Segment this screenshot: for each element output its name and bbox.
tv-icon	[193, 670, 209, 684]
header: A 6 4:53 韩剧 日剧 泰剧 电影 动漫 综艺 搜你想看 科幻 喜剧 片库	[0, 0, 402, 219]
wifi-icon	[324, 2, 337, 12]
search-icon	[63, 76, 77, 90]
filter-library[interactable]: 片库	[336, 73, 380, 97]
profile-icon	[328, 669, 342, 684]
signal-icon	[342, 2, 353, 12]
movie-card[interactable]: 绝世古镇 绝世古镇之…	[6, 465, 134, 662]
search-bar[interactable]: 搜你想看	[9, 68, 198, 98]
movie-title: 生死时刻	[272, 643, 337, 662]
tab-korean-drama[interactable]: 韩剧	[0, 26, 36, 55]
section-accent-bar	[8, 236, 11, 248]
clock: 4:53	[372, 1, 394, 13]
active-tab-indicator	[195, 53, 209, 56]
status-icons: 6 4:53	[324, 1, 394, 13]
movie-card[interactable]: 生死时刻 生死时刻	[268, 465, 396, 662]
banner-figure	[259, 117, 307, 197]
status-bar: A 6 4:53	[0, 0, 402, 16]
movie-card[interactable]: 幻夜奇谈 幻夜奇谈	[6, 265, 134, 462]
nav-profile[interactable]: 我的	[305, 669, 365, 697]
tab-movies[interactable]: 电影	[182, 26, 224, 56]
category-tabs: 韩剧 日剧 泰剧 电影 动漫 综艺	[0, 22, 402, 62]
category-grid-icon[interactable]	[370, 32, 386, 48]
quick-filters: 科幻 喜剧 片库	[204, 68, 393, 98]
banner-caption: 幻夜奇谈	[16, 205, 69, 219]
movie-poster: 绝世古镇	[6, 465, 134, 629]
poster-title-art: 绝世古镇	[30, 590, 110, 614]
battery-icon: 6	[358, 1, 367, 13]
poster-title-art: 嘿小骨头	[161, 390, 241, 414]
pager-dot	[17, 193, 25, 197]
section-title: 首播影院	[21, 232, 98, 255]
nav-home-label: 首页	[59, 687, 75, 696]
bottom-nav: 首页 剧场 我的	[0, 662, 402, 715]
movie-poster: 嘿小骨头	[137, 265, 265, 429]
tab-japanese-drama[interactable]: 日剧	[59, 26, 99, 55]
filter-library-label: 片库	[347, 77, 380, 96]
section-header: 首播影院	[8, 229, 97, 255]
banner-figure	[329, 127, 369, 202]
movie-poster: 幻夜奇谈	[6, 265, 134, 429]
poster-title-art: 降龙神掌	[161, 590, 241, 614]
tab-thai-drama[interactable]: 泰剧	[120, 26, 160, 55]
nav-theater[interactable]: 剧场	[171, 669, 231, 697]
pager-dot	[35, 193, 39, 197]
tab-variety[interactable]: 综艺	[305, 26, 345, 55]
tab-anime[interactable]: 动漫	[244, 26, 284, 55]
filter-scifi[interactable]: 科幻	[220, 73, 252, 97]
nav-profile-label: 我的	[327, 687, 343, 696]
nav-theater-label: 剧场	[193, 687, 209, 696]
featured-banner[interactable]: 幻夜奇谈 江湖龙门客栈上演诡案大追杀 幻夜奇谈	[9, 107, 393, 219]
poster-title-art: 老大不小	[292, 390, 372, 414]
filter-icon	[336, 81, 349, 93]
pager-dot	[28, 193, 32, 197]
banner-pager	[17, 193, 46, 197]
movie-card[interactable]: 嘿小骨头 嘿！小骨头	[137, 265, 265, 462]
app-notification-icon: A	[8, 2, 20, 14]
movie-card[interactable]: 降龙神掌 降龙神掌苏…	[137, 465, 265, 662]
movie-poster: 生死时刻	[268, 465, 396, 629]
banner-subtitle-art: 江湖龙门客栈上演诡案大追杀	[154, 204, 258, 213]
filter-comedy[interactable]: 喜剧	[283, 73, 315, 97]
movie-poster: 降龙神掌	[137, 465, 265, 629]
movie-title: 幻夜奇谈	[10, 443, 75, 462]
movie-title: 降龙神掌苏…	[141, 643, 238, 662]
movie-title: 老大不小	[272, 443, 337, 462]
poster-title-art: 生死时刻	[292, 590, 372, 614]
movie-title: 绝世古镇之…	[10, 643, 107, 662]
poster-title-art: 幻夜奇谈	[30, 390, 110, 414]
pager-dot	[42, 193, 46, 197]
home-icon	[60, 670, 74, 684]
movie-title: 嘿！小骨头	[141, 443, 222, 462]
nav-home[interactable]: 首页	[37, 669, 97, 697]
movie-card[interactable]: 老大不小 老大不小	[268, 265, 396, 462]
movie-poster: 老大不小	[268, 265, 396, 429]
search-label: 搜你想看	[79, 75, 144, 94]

• WHAT YOU NEED TO DO:
Write out every line of the material above without changing anything.

• SOLUTION TO THIS TASK:
Segment this screenshot: for each element output its name and bbox.
tv-icon	[193, 670, 209, 684]
header: A 6 4:53 韩剧 日剧 泰剧 电影 动漫 综艺 搜你想看 科幻 喜剧 片库	[0, 0, 402, 219]
wifi-icon	[324, 2, 337, 12]
search-icon	[63, 76, 77, 90]
filter-library[interactable]: 片库	[336, 73, 380, 97]
profile-icon	[328, 669, 342, 684]
signal-icon	[342, 2, 353, 12]
movie-card[interactable]: 绝世古镇 绝世古镇之…	[6, 465, 134, 662]
search-bar[interactable]: 搜你想看	[9, 68, 198, 98]
movie-title: 生死时刻	[272, 643, 337, 662]
tab-korean-drama[interactable]: 韩剧	[0, 26, 36, 55]
section-accent-bar	[8, 236, 11, 248]
clock: 4:53	[372, 1, 394, 13]
active-tab-indicator	[195, 53, 209, 56]
status-icons: 6 4:53	[324, 1, 394, 13]
movie-card[interactable]: 生死时刻 生死时刻	[268, 465, 396, 662]
banner-figure	[259, 117, 307, 197]
status-bar: A 6 4:53	[0, 0, 402, 16]
movie-card[interactable]: 幻夜奇谈 幻夜奇谈	[6, 265, 134, 462]
nav-profile[interactable]: 我的	[305, 669, 365, 697]
tab-movies[interactable]: 电影	[182, 26, 224, 56]
category-tabs: 韩剧 日剧 泰剧 电影 动漫 综艺	[0, 22, 402, 62]
category-grid-icon[interactable]	[370, 32, 386, 48]
quick-filters: 科幻 喜剧 片库	[204, 68, 393, 98]
banner-caption: 幻夜奇谈	[16, 205, 69, 219]
movie-poster: 绝世古镇	[6, 465, 134, 629]
poster-title-art: 绝世古镇	[30, 590, 110, 614]
battery-icon: 6	[358, 1, 367, 13]
poster-title-art: 嘿小骨头	[161, 390, 241, 414]
pager-dot	[17, 193, 25, 197]
section-title: 首播影院	[21, 232, 98, 255]
nav-home-label: 首页	[59, 687, 75, 696]
bottom-nav: 首页 剧场 我的	[0, 662, 402, 715]
movie-poster: 嘿小骨头	[137, 265, 265, 429]
tab-japanese-drama[interactable]: 日剧	[59, 26, 99, 55]
filter-library-label: 片库	[347, 77, 380, 96]
section-header: 首播影院	[8, 229, 97, 255]
banner-figure	[329, 127, 369, 202]
movie-poster: 幻夜奇谈	[6, 265, 134, 429]
poster-title-art: 降龙神掌	[161, 590, 241, 614]
tab-thai-drama[interactable]: 泰剧	[120, 26, 160, 55]
nav-theater[interactable]: 剧场	[171, 669, 231, 697]
pager-dot	[35, 193, 39, 197]
tab-variety[interactable]: 综艺	[305, 26, 345, 55]
tab-anime[interactable]: 动漫	[244, 26, 284, 55]
filter-scifi[interactable]: 科幻	[220, 73, 252, 97]
nav-profile-label: 我的	[327, 687, 343, 696]
nav-theater-label: 剧场	[193, 687, 209, 696]
featured-banner[interactable]: 幻夜奇谈 江湖龙门客栈上演诡案大追杀 幻夜奇谈	[9, 107, 393, 219]
poster-title-art: 老大不小	[292, 390, 372, 414]
filter-icon	[336, 81, 349, 93]
pager-dot	[28, 193, 32, 197]
banner-pager	[17, 193, 46, 197]
movie-card[interactable]: 嘿小骨头 嘿！小骨头	[137, 265, 265, 462]
app-notification-icon: A	[8, 2, 20, 14]
movie-card[interactable]: 降龙神掌 降龙神掌苏…	[137, 465, 265, 662]
movie-poster: 生死时刻	[268, 465, 396, 629]
banner-subtitle-art: 江湖龙门客栈上演诡案大追杀	[154, 204, 258, 213]
filter-comedy[interactable]: 喜剧	[283, 73, 315, 97]
movie-poster: 降龙神掌	[137, 465, 265, 629]
movie-title: 幻夜奇谈	[10, 443, 75, 462]
movie-title: 降龙神掌苏…	[141, 643, 238, 662]
movie-title: 老大不小	[272, 443, 337, 462]
poster-title-art: 生死时刻	[292, 590, 372, 614]
movie-title: 绝世古镇之…	[10, 643, 107, 662]
poster-title-art: 幻夜奇谈	[30, 390, 110, 414]
pager-dot	[42, 193, 46, 197]
home-icon	[60, 670, 74, 684]
movie-title: 嘿！小骨头	[141, 443, 222, 462]
nav-home[interactable]: 首页	[37, 669, 97, 697]
movie-card[interactable]: 老大不小 老大不小	[268, 265, 396, 462]
movie-poster: 老大不小	[268, 265, 396, 429]
search-label: 搜你想看	[79, 75, 144, 94]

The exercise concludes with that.